## Exercise description
Give every line of the data again, unchanged, but with no pictures.

┄┄┄┄┄┄┄┄┄┄

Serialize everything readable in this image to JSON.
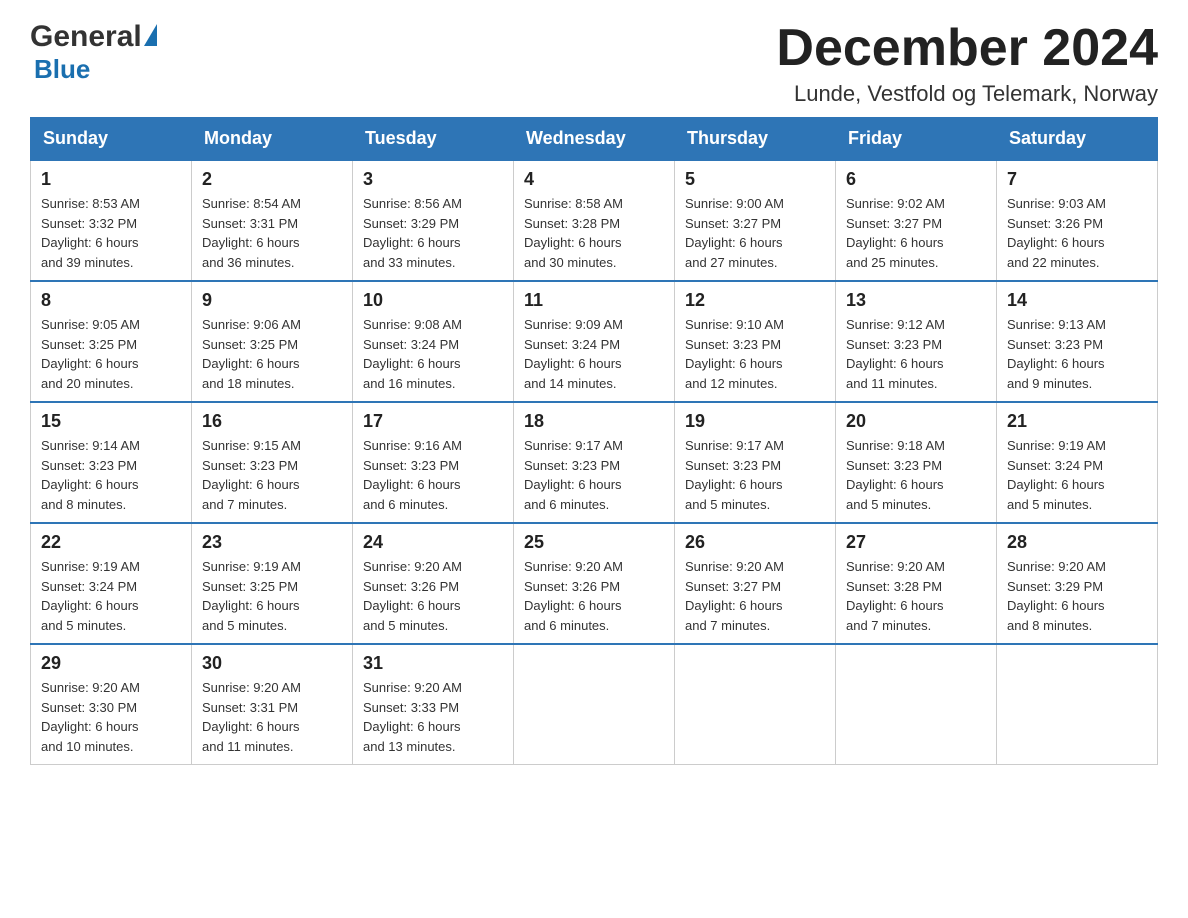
{
  "header": {
    "logo_general": "General",
    "logo_blue": "Blue",
    "title": "December 2024",
    "location": "Lunde, Vestfold og Telemark, Norway"
  },
  "days_of_week": [
    "Sunday",
    "Monday",
    "Tuesday",
    "Wednesday",
    "Thursday",
    "Friday",
    "Saturday"
  ],
  "weeks": [
    [
      {
        "day": "1",
        "sunrise": "8:53 AM",
        "sunset": "3:32 PM",
        "daylight": "6 hours and 39 minutes."
      },
      {
        "day": "2",
        "sunrise": "8:54 AM",
        "sunset": "3:31 PM",
        "daylight": "6 hours and 36 minutes."
      },
      {
        "day": "3",
        "sunrise": "8:56 AM",
        "sunset": "3:29 PM",
        "daylight": "6 hours and 33 minutes."
      },
      {
        "day": "4",
        "sunrise": "8:58 AM",
        "sunset": "3:28 PM",
        "daylight": "6 hours and 30 minutes."
      },
      {
        "day": "5",
        "sunrise": "9:00 AM",
        "sunset": "3:27 PM",
        "daylight": "6 hours and 27 minutes."
      },
      {
        "day": "6",
        "sunrise": "9:02 AM",
        "sunset": "3:27 PM",
        "daylight": "6 hours and 25 minutes."
      },
      {
        "day": "7",
        "sunrise": "9:03 AM",
        "sunset": "3:26 PM",
        "daylight": "6 hours and 22 minutes."
      }
    ],
    [
      {
        "day": "8",
        "sunrise": "9:05 AM",
        "sunset": "3:25 PM",
        "daylight": "6 hours and 20 minutes."
      },
      {
        "day": "9",
        "sunrise": "9:06 AM",
        "sunset": "3:25 PM",
        "daylight": "6 hours and 18 minutes."
      },
      {
        "day": "10",
        "sunrise": "9:08 AM",
        "sunset": "3:24 PM",
        "daylight": "6 hours and 16 minutes."
      },
      {
        "day": "11",
        "sunrise": "9:09 AM",
        "sunset": "3:24 PM",
        "daylight": "6 hours and 14 minutes."
      },
      {
        "day": "12",
        "sunrise": "9:10 AM",
        "sunset": "3:23 PM",
        "daylight": "6 hours and 12 minutes."
      },
      {
        "day": "13",
        "sunrise": "9:12 AM",
        "sunset": "3:23 PM",
        "daylight": "6 hours and 11 minutes."
      },
      {
        "day": "14",
        "sunrise": "9:13 AM",
        "sunset": "3:23 PM",
        "daylight": "6 hours and 9 minutes."
      }
    ],
    [
      {
        "day": "15",
        "sunrise": "9:14 AM",
        "sunset": "3:23 PM",
        "daylight": "6 hours and 8 minutes."
      },
      {
        "day": "16",
        "sunrise": "9:15 AM",
        "sunset": "3:23 PM",
        "daylight": "6 hours and 7 minutes."
      },
      {
        "day": "17",
        "sunrise": "9:16 AM",
        "sunset": "3:23 PM",
        "daylight": "6 hours and 6 minutes."
      },
      {
        "day": "18",
        "sunrise": "9:17 AM",
        "sunset": "3:23 PM",
        "daylight": "6 hours and 6 minutes."
      },
      {
        "day": "19",
        "sunrise": "9:17 AM",
        "sunset": "3:23 PM",
        "daylight": "6 hours and 5 minutes."
      },
      {
        "day": "20",
        "sunrise": "9:18 AM",
        "sunset": "3:23 PM",
        "daylight": "6 hours and 5 minutes."
      },
      {
        "day": "21",
        "sunrise": "9:19 AM",
        "sunset": "3:24 PM",
        "daylight": "6 hours and 5 minutes."
      }
    ],
    [
      {
        "day": "22",
        "sunrise": "9:19 AM",
        "sunset": "3:24 PM",
        "daylight": "6 hours and 5 minutes."
      },
      {
        "day": "23",
        "sunrise": "9:19 AM",
        "sunset": "3:25 PM",
        "daylight": "6 hours and 5 minutes."
      },
      {
        "day": "24",
        "sunrise": "9:20 AM",
        "sunset": "3:26 PM",
        "daylight": "6 hours and 5 minutes."
      },
      {
        "day": "25",
        "sunrise": "9:20 AM",
        "sunset": "3:26 PM",
        "daylight": "6 hours and 6 minutes."
      },
      {
        "day": "26",
        "sunrise": "9:20 AM",
        "sunset": "3:27 PM",
        "daylight": "6 hours and 7 minutes."
      },
      {
        "day": "27",
        "sunrise": "9:20 AM",
        "sunset": "3:28 PM",
        "daylight": "6 hours and 7 minutes."
      },
      {
        "day": "28",
        "sunrise": "9:20 AM",
        "sunset": "3:29 PM",
        "daylight": "6 hours and 8 minutes."
      }
    ],
    [
      {
        "day": "29",
        "sunrise": "9:20 AM",
        "sunset": "3:30 PM",
        "daylight": "6 hours and 10 minutes."
      },
      {
        "day": "30",
        "sunrise": "9:20 AM",
        "sunset": "3:31 PM",
        "daylight": "6 hours and 11 minutes."
      },
      {
        "day": "31",
        "sunrise": "9:20 AM",
        "sunset": "3:33 PM",
        "daylight": "6 hours and 13 minutes."
      },
      null,
      null,
      null,
      null
    ]
  ]
}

┄┄┄┄┄┄┄┄┄┄

## The output
Serialize everything readable in this image to JSON.
{
  "header": {
    "logo_general": "General",
    "logo_blue": "Blue",
    "title": "December 2024",
    "location": "Lunde, Vestfold og Telemark, Norway"
  },
  "days_of_week": [
    "Sunday",
    "Monday",
    "Tuesday",
    "Wednesday",
    "Thursday",
    "Friday",
    "Saturday"
  ],
  "weeks": [
    [
      {
        "day": "1",
        "sunrise": "8:53 AM",
        "sunset": "3:32 PM",
        "daylight": "6 hours and 39 minutes."
      },
      {
        "day": "2",
        "sunrise": "8:54 AM",
        "sunset": "3:31 PM",
        "daylight": "6 hours and 36 minutes."
      },
      {
        "day": "3",
        "sunrise": "8:56 AM",
        "sunset": "3:29 PM",
        "daylight": "6 hours and 33 minutes."
      },
      {
        "day": "4",
        "sunrise": "8:58 AM",
        "sunset": "3:28 PM",
        "daylight": "6 hours and 30 minutes."
      },
      {
        "day": "5",
        "sunrise": "9:00 AM",
        "sunset": "3:27 PM",
        "daylight": "6 hours and 27 minutes."
      },
      {
        "day": "6",
        "sunrise": "9:02 AM",
        "sunset": "3:27 PM",
        "daylight": "6 hours and 25 minutes."
      },
      {
        "day": "7",
        "sunrise": "9:03 AM",
        "sunset": "3:26 PM",
        "daylight": "6 hours and 22 minutes."
      }
    ],
    [
      {
        "day": "8",
        "sunrise": "9:05 AM",
        "sunset": "3:25 PM",
        "daylight": "6 hours and 20 minutes."
      },
      {
        "day": "9",
        "sunrise": "9:06 AM",
        "sunset": "3:25 PM",
        "daylight": "6 hours and 18 minutes."
      },
      {
        "day": "10",
        "sunrise": "9:08 AM",
        "sunset": "3:24 PM",
        "daylight": "6 hours and 16 minutes."
      },
      {
        "day": "11",
        "sunrise": "9:09 AM",
        "sunset": "3:24 PM",
        "daylight": "6 hours and 14 minutes."
      },
      {
        "day": "12",
        "sunrise": "9:10 AM",
        "sunset": "3:23 PM",
        "daylight": "6 hours and 12 minutes."
      },
      {
        "day": "13",
        "sunrise": "9:12 AM",
        "sunset": "3:23 PM",
        "daylight": "6 hours and 11 minutes."
      },
      {
        "day": "14",
        "sunrise": "9:13 AM",
        "sunset": "3:23 PM",
        "daylight": "6 hours and 9 minutes."
      }
    ],
    [
      {
        "day": "15",
        "sunrise": "9:14 AM",
        "sunset": "3:23 PM",
        "daylight": "6 hours and 8 minutes."
      },
      {
        "day": "16",
        "sunrise": "9:15 AM",
        "sunset": "3:23 PM",
        "daylight": "6 hours and 7 minutes."
      },
      {
        "day": "17",
        "sunrise": "9:16 AM",
        "sunset": "3:23 PM",
        "daylight": "6 hours and 6 minutes."
      },
      {
        "day": "18",
        "sunrise": "9:17 AM",
        "sunset": "3:23 PM",
        "daylight": "6 hours and 6 minutes."
      },
      {
        "day": "19",
        "sunrise": "9:17 AM",
        "sunset": "3:23 PM",
        "daylight": "6 hours and 5 minutes."
      },
      {
        "day": "20",
        "sunrise": "9:18 AM",
        "sunset": "3:23 PM",
        "daylight": "6 hours and 5 minutes."
      },
      {
        "day": "21",
        "sunrise": "9:19 AM",
        "sunset": "3:24 PM",
        "daylight": "6 hours and 5 minutes."
      }
    ],
    [
      {
        "day": "22",
        "sunrise": "9:19 AM",
        "sunset": "3:24 PM",
        "daylight": "6 hours and 5 minutes."
      },
      {
        "day": "23",
        "sunrise": "9:19 AM",
        "sunset": "3:25 PM",
        "daylight": "6 hours and 5 minutes."
      },
      {
        "day": "24",
        "sunrise": "9:20 AM",
        "sunset": "3:26 PM",
        "daylight": "6 hours and 5 minutes."
      },
      {
        "day": "25",
        "sunrise": "9:20 AM",
        "sunset": "3:26 PM",
        "daylight": "6 hours and 6 minutes."
      },
      {
        "day": "26",
        "sunrise": "9:20 AM",
        "sunset": "3:27 PM",
        "daylight": "6 hours and 7 minutes."
      },
      {
        "day": "27",
        "sunrise": "9:20 AM",
        "sunset": "3:28 PM",
        "daylight": "6 hours and 7 minutes."
      },
      {
        "day": "28",
        "sunrise": "9:20 AM",
        "sunset": "3:29 PM",
        "daylight": "6 hours and 8 minutes."
      }
    ],
    [
      {
        "day": "29",
        "sunrise": "9:20 AM",
        "sunset": "3:30 PM",
        "daylight": "6 hours and 10 minutes."
      },
      {
        "day": "30",
        "sunrise": "9:20 AM",
        "sunset": "3:31 PM",
        "daylight": "6 hours and 11 minutes."
      },
      {
        "day": "31",
        "sunrise": "9:20 AM",
        "sunset": "3:33 PM",
        "daylight": "6 hours and 13 minutes."
      },
      null,
      null,
      null,
      null
    ]
  ]
}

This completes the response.